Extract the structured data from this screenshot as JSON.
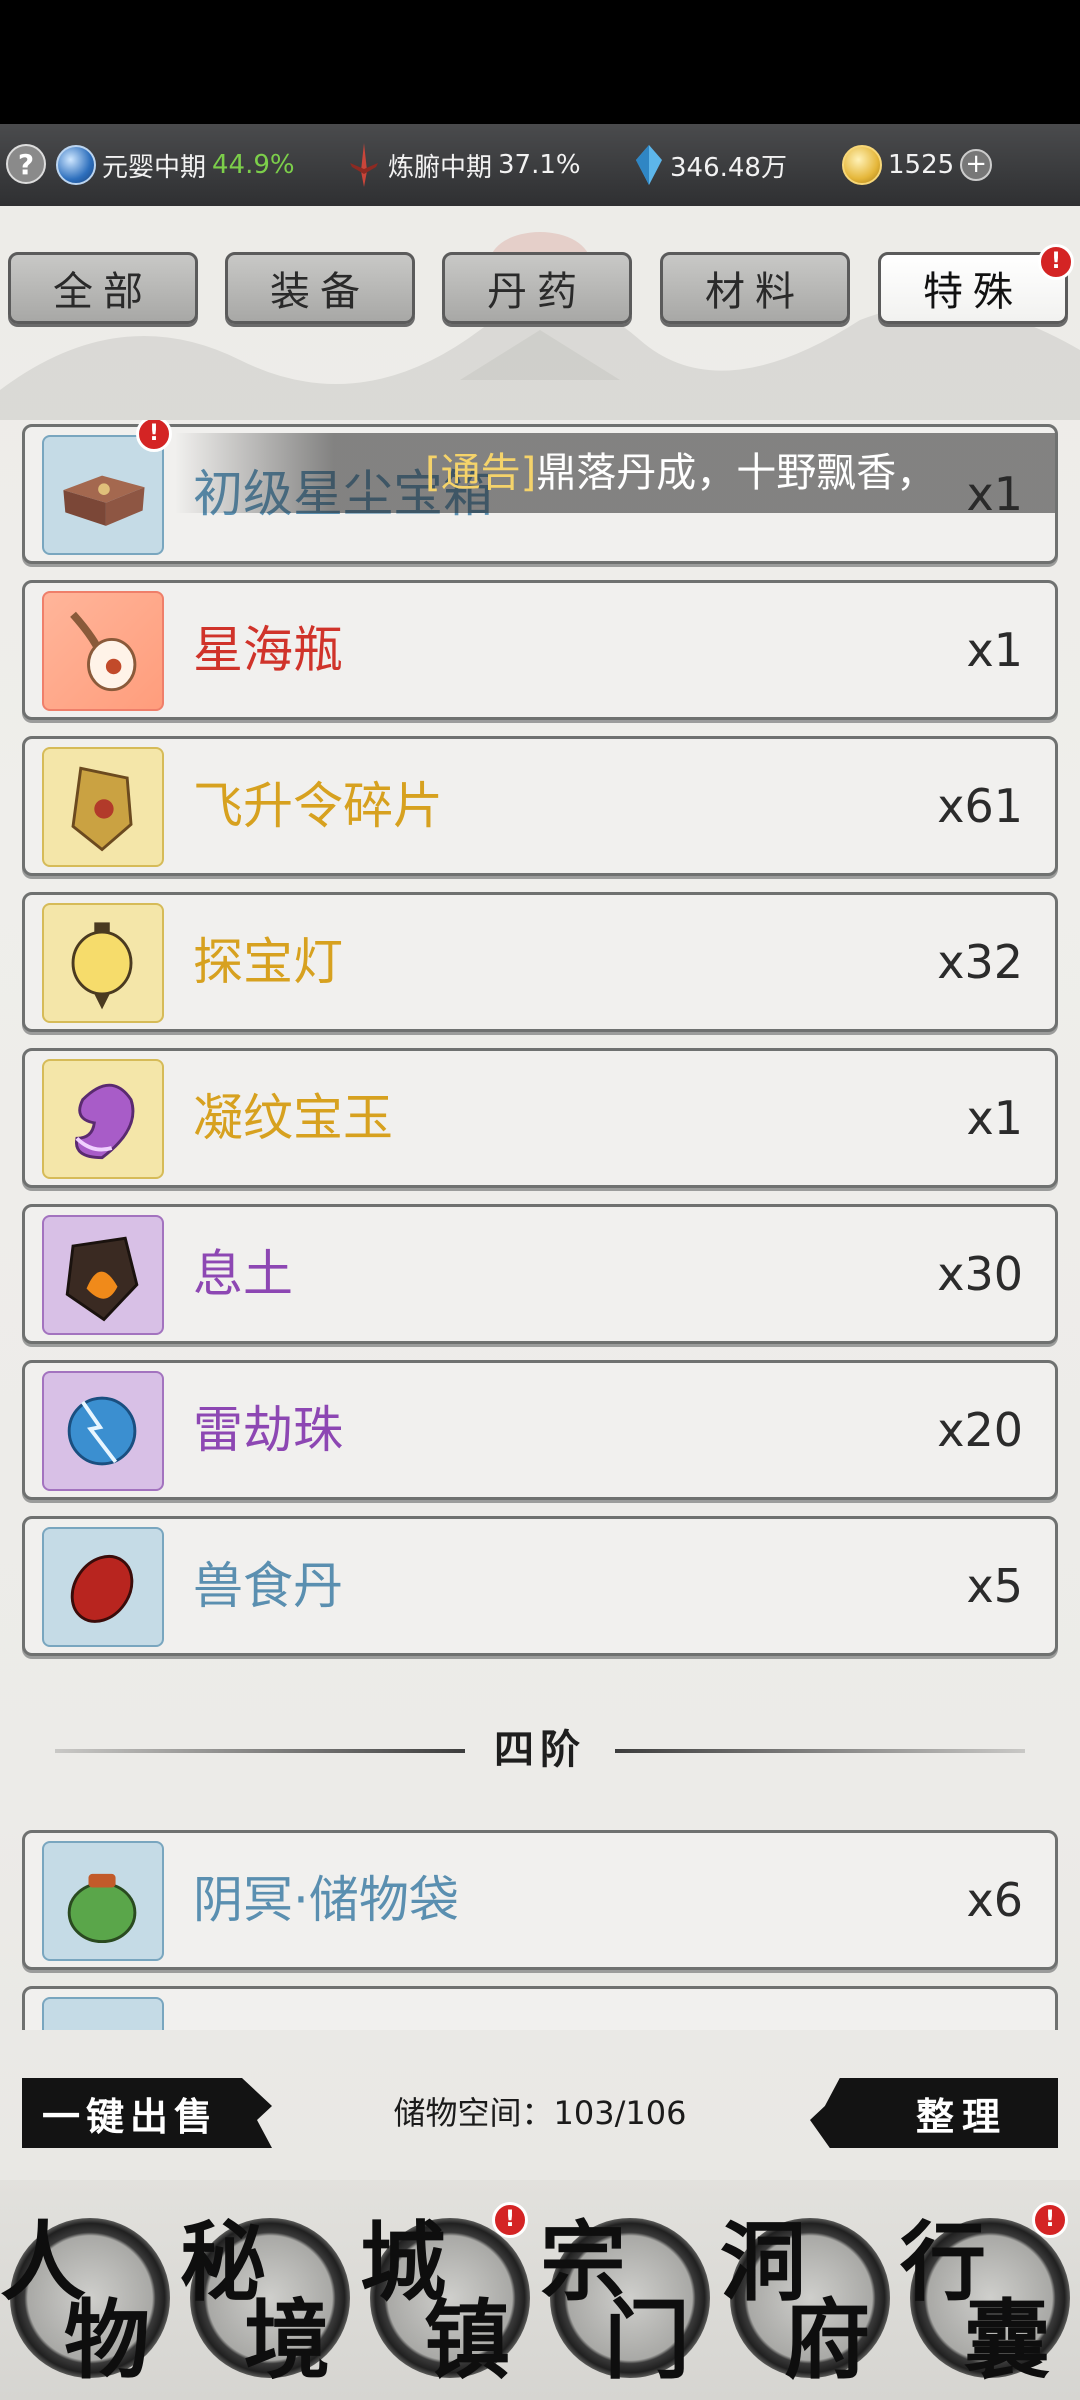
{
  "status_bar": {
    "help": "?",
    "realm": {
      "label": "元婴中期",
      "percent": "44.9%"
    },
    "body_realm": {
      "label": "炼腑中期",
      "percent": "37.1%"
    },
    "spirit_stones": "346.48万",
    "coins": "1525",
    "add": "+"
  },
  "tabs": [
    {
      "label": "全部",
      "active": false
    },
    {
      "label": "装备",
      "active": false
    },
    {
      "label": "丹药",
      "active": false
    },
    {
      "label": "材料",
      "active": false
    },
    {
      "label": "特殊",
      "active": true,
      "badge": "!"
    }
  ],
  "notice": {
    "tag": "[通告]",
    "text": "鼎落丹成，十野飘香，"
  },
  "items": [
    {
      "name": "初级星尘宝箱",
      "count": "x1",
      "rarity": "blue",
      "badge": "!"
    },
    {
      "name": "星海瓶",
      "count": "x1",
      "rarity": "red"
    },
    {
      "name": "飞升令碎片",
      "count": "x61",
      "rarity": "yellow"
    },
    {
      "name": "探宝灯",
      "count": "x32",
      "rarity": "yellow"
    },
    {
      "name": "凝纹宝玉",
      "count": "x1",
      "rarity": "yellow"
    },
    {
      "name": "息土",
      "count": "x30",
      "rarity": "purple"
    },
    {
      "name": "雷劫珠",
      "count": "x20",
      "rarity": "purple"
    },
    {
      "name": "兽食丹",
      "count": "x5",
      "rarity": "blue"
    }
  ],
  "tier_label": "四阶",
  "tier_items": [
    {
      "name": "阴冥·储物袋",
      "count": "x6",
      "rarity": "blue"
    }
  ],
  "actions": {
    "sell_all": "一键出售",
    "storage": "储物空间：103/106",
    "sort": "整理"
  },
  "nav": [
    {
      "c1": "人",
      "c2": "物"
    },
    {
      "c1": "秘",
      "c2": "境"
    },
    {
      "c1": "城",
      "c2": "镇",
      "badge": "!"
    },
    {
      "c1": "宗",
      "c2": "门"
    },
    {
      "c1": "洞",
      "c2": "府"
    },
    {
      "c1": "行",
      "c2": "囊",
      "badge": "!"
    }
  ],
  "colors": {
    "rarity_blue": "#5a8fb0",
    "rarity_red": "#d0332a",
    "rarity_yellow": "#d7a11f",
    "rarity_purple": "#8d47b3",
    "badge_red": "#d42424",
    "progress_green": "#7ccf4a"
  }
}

* _What you will do_
In the entries above, find lines with "name" and copy each.

* _Full output_
      "name": "初级星尘宝箱",
      "name": "星海瓶",
      "name": "飞升令碎片",
      "name": "探宝灯",
      "name": "凝纹宝玉",
      "name": "息土",
      "name": "雷劫珠",
      "name": "兽食丹",
      "name": "阴冥·储物袋",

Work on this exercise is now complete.